**EXERCISE PROMPT:** Tally the lines below that contain "name". The number is the whole answer.

**ROWS:**
-- BEGIN --
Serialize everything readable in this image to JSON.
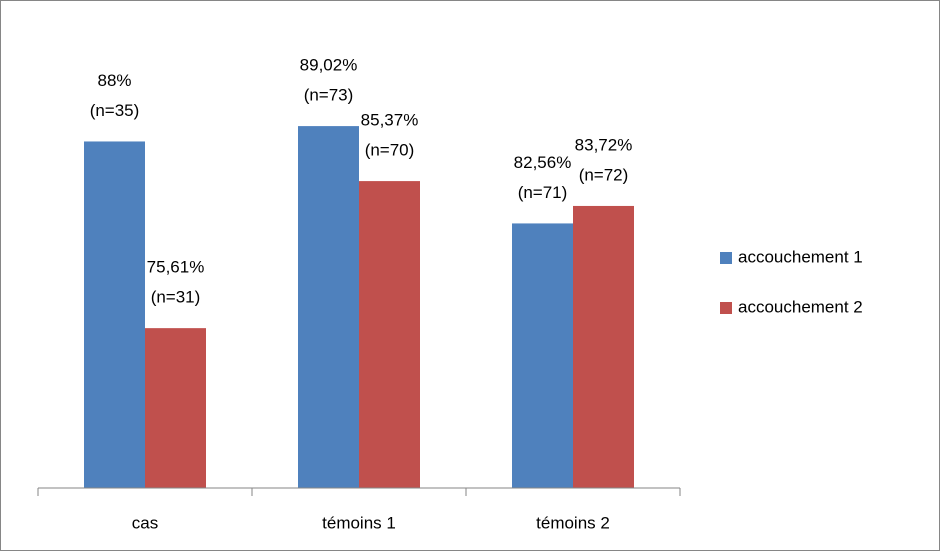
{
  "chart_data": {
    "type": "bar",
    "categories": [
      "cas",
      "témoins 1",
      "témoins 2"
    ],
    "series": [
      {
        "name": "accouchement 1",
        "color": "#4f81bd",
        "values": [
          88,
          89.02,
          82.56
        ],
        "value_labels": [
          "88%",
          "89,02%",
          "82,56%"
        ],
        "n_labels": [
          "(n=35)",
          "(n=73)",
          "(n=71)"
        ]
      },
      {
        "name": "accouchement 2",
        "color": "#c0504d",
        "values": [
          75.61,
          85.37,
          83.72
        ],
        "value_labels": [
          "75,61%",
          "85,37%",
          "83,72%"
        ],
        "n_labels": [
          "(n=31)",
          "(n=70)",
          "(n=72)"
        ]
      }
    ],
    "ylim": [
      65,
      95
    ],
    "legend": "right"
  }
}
-- END --
**COMPLETE RESPONSE:** 2